- _Your goal_: All entries are to be given again verbatim.

+++ Material supplied +++

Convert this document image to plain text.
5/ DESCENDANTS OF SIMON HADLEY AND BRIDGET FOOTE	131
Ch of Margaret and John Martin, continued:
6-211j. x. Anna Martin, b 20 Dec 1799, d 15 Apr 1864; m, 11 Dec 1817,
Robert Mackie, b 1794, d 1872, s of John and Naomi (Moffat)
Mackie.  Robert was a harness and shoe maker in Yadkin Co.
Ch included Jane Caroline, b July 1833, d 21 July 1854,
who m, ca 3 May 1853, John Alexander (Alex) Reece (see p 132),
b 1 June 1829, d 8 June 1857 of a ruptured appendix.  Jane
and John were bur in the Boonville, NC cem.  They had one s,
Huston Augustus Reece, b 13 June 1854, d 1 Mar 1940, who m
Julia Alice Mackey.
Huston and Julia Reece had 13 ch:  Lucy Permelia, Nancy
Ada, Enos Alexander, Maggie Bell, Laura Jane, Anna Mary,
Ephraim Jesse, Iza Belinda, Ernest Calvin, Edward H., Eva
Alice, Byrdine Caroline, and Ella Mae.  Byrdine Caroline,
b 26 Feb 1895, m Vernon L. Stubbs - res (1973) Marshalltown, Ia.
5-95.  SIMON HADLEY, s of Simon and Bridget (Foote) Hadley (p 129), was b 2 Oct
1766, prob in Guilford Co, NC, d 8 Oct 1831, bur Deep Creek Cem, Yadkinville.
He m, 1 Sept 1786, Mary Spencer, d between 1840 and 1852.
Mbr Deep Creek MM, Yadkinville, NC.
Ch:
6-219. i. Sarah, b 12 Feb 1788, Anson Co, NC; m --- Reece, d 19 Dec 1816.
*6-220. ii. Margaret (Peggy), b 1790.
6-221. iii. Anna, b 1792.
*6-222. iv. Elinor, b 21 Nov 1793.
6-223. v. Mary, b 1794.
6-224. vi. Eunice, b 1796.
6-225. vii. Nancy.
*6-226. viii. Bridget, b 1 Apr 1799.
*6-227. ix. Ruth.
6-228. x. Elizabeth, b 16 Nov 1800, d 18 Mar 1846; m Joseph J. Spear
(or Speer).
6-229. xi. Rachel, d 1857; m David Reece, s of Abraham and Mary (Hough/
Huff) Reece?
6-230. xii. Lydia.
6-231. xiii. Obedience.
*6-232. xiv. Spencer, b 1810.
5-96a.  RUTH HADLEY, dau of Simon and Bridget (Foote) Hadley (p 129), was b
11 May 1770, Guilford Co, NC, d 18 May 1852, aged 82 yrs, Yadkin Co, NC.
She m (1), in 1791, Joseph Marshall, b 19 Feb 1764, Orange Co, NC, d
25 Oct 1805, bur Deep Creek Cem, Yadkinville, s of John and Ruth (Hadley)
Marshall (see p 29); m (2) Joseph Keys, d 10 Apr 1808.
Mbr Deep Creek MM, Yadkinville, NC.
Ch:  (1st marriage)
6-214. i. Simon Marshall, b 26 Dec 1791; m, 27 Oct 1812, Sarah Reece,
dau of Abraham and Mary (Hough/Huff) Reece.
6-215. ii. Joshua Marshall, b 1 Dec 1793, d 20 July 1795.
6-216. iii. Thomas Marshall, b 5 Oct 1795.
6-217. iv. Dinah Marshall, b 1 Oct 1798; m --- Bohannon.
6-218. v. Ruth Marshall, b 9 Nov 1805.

+++

- _Correct response_:
Convert this document image to plain text.
5/ DESCENDANTS OF SIMON HADLEY AND BRIDGET FOOTE	131
Ch of Margaret and John Martin, continued:
6-211j. x. Anna Martin, b 20 Dec 1799, d 15 Apr 1864; m, 11 Dec 1817,
Robert Mackie, b 1794, d 1872, s of John and Naomi (Moffat)
Mackie.  Robert was a harness and shoe maker in Yadkin Co.
Ch included Jane Caroline, b July 1833, d 21 July 1854,
who m, ca 3 May 1853, John Alexander (Alex) Reece (see p 132),
b 1 June 1829, d 8 June 1857 of a ruptured appendix.  Jane
and John were bur in the Boonville, NC cem.  They had one s,
Huston Augustus Reece, b 13 June 1854, d 1 Mar 1940, who m
Julia Alice Mackey.
Huston and Julia Reece had 13 ch:  Lucy Permelia, Nancy
Ada, Enos Alexander, Maggie Bell, Laura Jane, Anna Mary,
Ephraim Jesse, Iza Belinda, Ernest Calvin, Edward H., Eva
Alice, Byrdine Caroline, and Ella Mae.  Byrdine Caroline,
b 26 Feb 1895, m Vernon L. Stubbs - res (1973) Marshalltown, Ia.
5-95.  SIMON HADLEY, s of Simon and Bridget (Foote) Hadley (p 129), was b 2 Oct
1766, prob in Guilford Co, NC, d 8 Oct 1831, bur Deep Creek Cem, Yadkinville.
He m, 1 Sept 1786, Mary Spencer, d between 1840 and 1852.
Mbr Deep Creek MM, Yadkinville, NC.
Ch:
6-219. i. Sarah, b 12 Feb 1788, Anson Co, NC; m --- Reece, d 19 Dec 1816.
*6-220. ii. Margaret (Peggy), b 1790.
6-221. iii. Anna, b 1792.
*6-222. iv. Elinor, b 21 Nov 1793.
6-223. v. Mary, b 1794.
6-224. vi. Eunice, b 1796.
6-225. vii. Nancy.
*6-226. viii. Bridget, b 1 Apr 1799.
*6-227. ix. Ruth.
6-228. x. Elizabeth, b 16 Nov 1800, d 18 Mar 1846; m Joseph J. Spear
(or Speer).
6-229. xi. Rachel, d 1857; m David Reece, s of Abraham and Mary (Hough/
Huff) Reece?
6-230. xii. Lydia.
6-231. xiii. Obedience.
*6-232. xiv. Spencer, b 1810.
5-96a.  RUTH HADLEY, dau of Simon and Bridget (Foote) Hadley (p 129), was b
11 May 1770, Guilford Co, NC, d 18 May 1852, aged 82 yrs, Yadkin Co, NC.
She m (1), in 1791, Joseph Marshall, b 19 Feb 1764, Orange Co, NC, d
25 Oct 1805, bur Deep Creek Cem, Yadkinville, s of John and Ruth (Hadley)
Marshall (see p 29); m (2) Joseph Keys, d 10 Apr 1808.
Mbr Deep Creek MM, Yadkinville, NC.
Ch:  (1st marriage)
6-214. i. Simon Marshall, b 26 Dec 1791; m, 27 Oct 1812, Sarah Reece,
dau of Abraham and Mary (Hough/Huff) Reece.
6-215. ii. Joshua Marshall, b 1 Dec 1793, d 20 July 1795.
6-216. iii. Thomas Marshall, b 5 Oct 1795.
6-217. iv. Dinah Marshall, b 1 Oct 1798; m --- Bohannon.
6-218. v. Ruth Marshall, b 9 Nov 1805.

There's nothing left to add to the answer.